— start —
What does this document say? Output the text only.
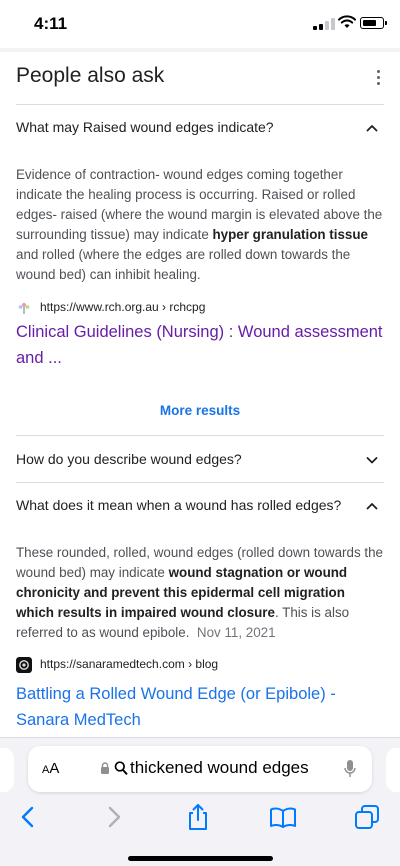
4:11
People also ask
What may Raised wound edges indicate?
Evidence of contraction- wound edges coming together indicate the healing process is occurring. Raised or rolled edges- raised (where the wound margin is elevated above the surrounding tissue) may indicate hyper granulation tissue and rolled (where the edges are rolled down towards the wound bed) can inhibit healing.
https://www.rch.org.au › rchcpg
Clinical Guidelines (Nursing) : Wound assessment and ...
More results
How do you describe wound edges?
What does it mean when a wound has rolled edges?
These rounded, rolled, wound edges (rolled down towards the wound bed) may indicate wound stagnation or wound chronicity and prevent this epidermal cell migration which results in impaired wound closure. This is also referred to as wound epibole. Nov 11, 2021
https://sanaramedtech.com › blog
Battling a Rolled Wound Edge (or Epibole) - Sanara MedTech
AA	thickened wound edges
— end —
_Required work_: Extract each line holding the word "edges" from the records.

_Task output_:
What may Raised wound edges indicate?
Evidence of contraction- wound edges coming together indicate the healing process is occurring. Raised or rolled edges- raised (where the wound margin is elevated above the surrounding tissue) may indicate hyper granulation tissue and rolled (where the edges are rolled down towards the wound bed) can inhibit healing.
How do you describe wound edges?
What does it mean when a wound has rolled edges?
These rounded, rolled, wound edges (rolled down towards the wound bed) may indicate wound stagnation or wound chronicity and prevent this epidermal cell migration which results in impaired wound closure. This is also referred to as wound epibole. Nov 11, 2021
AA	thickened wound edges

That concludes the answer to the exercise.